* Dataset rows about figures
(begin)
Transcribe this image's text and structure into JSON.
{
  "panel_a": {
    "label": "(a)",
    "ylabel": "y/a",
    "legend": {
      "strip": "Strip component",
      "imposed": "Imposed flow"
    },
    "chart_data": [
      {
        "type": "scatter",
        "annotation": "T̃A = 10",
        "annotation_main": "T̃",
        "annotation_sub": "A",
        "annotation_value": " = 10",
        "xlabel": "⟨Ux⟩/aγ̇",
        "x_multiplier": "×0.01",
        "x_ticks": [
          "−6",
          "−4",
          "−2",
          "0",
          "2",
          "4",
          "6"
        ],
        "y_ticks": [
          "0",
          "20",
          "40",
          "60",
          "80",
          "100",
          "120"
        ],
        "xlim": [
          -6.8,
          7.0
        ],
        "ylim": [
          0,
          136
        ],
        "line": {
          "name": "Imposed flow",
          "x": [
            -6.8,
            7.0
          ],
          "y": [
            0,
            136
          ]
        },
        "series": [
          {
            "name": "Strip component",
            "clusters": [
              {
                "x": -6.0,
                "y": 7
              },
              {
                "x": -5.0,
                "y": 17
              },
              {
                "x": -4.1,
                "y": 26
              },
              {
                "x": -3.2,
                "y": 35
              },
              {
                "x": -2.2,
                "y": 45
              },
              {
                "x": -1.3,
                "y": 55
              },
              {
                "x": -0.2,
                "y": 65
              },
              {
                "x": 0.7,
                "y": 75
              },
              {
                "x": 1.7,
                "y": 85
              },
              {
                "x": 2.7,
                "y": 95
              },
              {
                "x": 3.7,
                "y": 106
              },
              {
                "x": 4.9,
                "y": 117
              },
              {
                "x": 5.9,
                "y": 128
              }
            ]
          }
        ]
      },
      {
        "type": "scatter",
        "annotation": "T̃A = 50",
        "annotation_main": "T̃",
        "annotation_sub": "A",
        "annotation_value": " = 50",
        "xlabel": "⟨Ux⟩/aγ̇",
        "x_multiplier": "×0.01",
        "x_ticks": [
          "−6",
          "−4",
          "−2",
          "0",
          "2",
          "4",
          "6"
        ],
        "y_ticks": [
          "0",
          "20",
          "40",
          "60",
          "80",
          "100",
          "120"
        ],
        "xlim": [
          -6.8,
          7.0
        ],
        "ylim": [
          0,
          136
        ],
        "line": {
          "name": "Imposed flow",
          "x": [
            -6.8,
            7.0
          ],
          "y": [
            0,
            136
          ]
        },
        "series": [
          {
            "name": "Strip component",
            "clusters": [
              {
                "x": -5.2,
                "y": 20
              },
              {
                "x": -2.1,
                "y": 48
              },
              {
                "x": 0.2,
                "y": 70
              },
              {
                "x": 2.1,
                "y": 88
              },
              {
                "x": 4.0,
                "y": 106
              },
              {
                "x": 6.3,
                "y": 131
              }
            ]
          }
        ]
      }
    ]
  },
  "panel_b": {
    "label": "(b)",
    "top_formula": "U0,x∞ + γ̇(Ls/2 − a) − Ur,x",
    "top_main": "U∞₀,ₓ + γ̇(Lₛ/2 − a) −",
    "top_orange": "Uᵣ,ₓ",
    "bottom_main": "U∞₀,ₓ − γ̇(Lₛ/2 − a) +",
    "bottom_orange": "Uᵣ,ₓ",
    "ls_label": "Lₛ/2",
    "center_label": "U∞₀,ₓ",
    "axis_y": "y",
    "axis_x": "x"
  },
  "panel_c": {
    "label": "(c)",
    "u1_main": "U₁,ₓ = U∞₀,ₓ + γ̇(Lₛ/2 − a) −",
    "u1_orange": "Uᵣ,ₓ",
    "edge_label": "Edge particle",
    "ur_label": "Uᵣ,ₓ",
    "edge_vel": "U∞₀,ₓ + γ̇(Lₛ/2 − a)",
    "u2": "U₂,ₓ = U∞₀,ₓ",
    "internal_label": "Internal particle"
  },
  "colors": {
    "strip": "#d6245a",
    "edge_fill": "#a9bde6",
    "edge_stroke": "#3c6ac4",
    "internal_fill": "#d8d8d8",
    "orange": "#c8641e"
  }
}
(end)
* Job
Please repeat the listing exactly, with nothing left out.

* Result for this task
Transcribe this image's text and structure into JSON.
{
  "panel_a": {
    "label": "(a)",
    "ylabel": "y/a",
    "legend": {
      "strip": "Strip component",
      "imposed": "Imposed flow"
    },
    "chart_data": [
      {
        "type": "scatter",
        "annotation": "T̃A = 10",
        "annotation_main": "T̃",
        "annotation_sub": "A",
        "annotation_value": " = 10",
        "xlabel": "⟨Ux⟩/aγ̇",
        "x_multiplier": "×0.01",
        "x_ticks": [
          "−6",
          "−4",
          "−2",
          "0",
          "2",
          "4",
          "6"
        ],
        "y_ticks": [
          "0",
          "20",
          "40",
          "60",
          "80",
          "100",
          "120"
        ],
        "xlim": [
          -6.8,
          7.0
        ],
        "ylim": [
          0,
          136
        ],
        "line": {
          "name": "Imposed flow",
          "x": [
            -6.8,
            7.0
          ],
          "y": [
            0,
            136
          ]
        },
        "series": [
          {
            "name": "Strip component",
            "clusters": [
              {
                "x": -6.0,
                "y": 7
              },
              {
                "x": -5.0,
                "y": 17
              },
              {
                "x": -4.1,
                "y": 26
              },
              {
                "x": -3.2,
                "y": 35
              },
              {
                "x": -2.2,
                "y": 45
              },
              {
                "x": -1.3,
                "y": 55
              },
              {
                "x": -0.2,
                "y": 65
              },
              {
                "x": 0.7,
                "y": 75
              },
              {
                "x": 1.7,
                "y": 85
              },
              {
                "x": 2.7,
                "y": 95
              },
              {
                "x": 3.7,
                "y": 106
              },
              {
                "x": 4.9,
                "y": 117
              },
              {
                "x": 5.9,
                "y": 128
              }
            ]
          }
        ]
      },
      {
        "type": "scatter",
        "annotation": "T̃A = 50",
        "annotation_main": "T̃",
        "annotation_sub": "A",
        "annotation_value": " = 50",
        "xlabel": "⟨Ux⟩/aγ̇",
        "x_multiplier": "×0.01",
        "x_ticks": [
          "−6",
          "−4",
          "−2",
          "0",
          "2",
          "4",
          "6"
        ],
        "y_ticks": [
          "0",
          "20",
          "40",
          "60",
          "80",
          "100",
          "120"
        ],
        "xlim": [
          -6.8,
          7.0
        ],
        "ylim": [
          0,
          136
        ],
        "line": {
          "name": "Imposed flow",
          "x": [
            -6.8,
            7.0
          ],
          "y": [
            0,
            136
          ]
        },
        "series": [
          {
            "name": "Strip component",
            "clusters": [
              {
                "x": -5.2,
                "y": 20
              },
              {
                "x": -2.1,
                "y": 48
              },
              {
                "x": 0.2,
                "y": 70
              },
              {
                "x": 2.1,
                "y": 88
              },
              {
                "x": 4.0,
                "y": 106
              },
              {
                "x": 6.3,
                "y": 131
              }
            ]
          }
        ]
      }
    ]
  },
  "panel_b": {
    "label": "(b)",
    "top_formula": "U0,x∞ + γ̇(Ls/2 − a) − Ur,x",
    "top_main": "U∞₀,ₓ + γ̇(Lₛ/2 − a) −",
    "top_orange": "Uᵣ,ₓ",
    "bottom_main": "U∞₀,ₓ − γ̇(Lₛ/2 − a) +",
    "bottom_orange": "Uᵣ,ₓ",
    "ls_label": "Lₛ/2",
    "center_label": "U∞₀,ₓ",
    "axis_y": "y",
    "axis_x": "x"
  },
  "panel_c": {
    "label": "(c)",
    "u1_main": "U₁,ₓ = U∞₀,ₓ + γ̇(Lₛ/2 − a) −",
    "u1_orange": "Uᵣ,ₓ",
    "edge_label": "Edge particle",
    "ur_label": "Uᵣ,ₓ",
    "edge_vel": "U∞₀,ₓ + γ̇(Lₛ/2 − a)",
    "u2": "U₂,ₓ = U∞₀,ₓ",
    "internal_label": "Internal particle"
  },
  "colors": {
    "strip": "#d6245a",
    "edge_fill": "#a9bde6",
    "edge_stroke": "#3c6ac4",
    "internal_fill": "#d8d8d8",
    "orange": "#c8641e"
  }
}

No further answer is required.